# Given exercise:
Please give the entries again in full and exactly, without any picture.
------
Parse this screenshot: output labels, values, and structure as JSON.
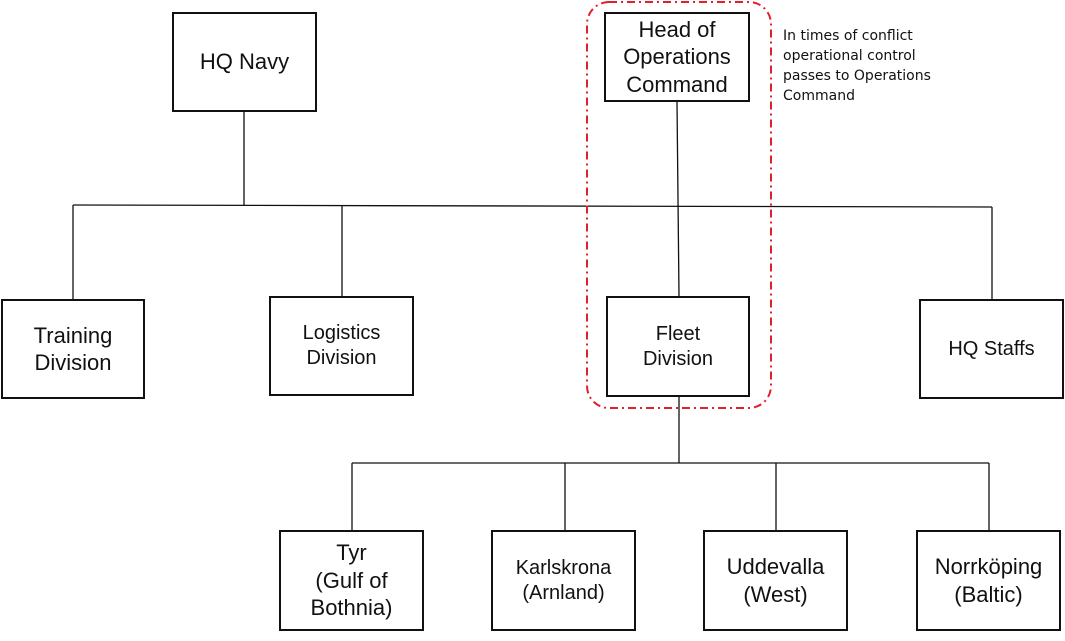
{
  "nodes": {
    "hq_navy": "HQ Navy",
    "head_ops": "Head of\nOperations\nCommand",
    "training": "Training\nDivision",
    "logistics": "Logistics\nDivision",
    "fleet": "Fleet\nDivision",
    "hq_staffs": "HQ Staffs",
    "tyr": "Tyr\n(Gulf of\nBothnia)",
    "karlskrona": "Karlskrona\n(Arnland)",
    "uddevalla": "Uddevalla\n(West)",
    "norrkoping": "Norrköping\n(Baltic)"
  },
  "annotation": "In times of conflict operational control passes to Operations Command",
  "colors": {
    "line": "#111111",
    "highlight": "#e0202a"
  }
}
------
# Full solution:
Parse this screenshot: output labels, values, and structure as JSON.
{
  "nodes": {
    "hq_navy": "HQ Navy",
    "head_ops": "Head of\nOperations\nCommand",
    "training": "Training\nDivision",
    "logistics": "Logistics\nDivision",
    "fleet": "Fleet\nDivision",
    "hq_staffs": "HQ Staffs",
    "tyr": "Tyr\n(Gulf of\nBothnia)",
    "karlskrona": "Karlskrona\n(Arnland)",
    "uddevalla": "Uddevalla\n(West)",
    "norrkoping": "Norrköping\n(Baltic)"
  },
  "annotation": "In times of conflict operational control passes to Operations Command",
  "colors": {
    "line": "#111111",
    "highlight": "#e0202a"
  }
}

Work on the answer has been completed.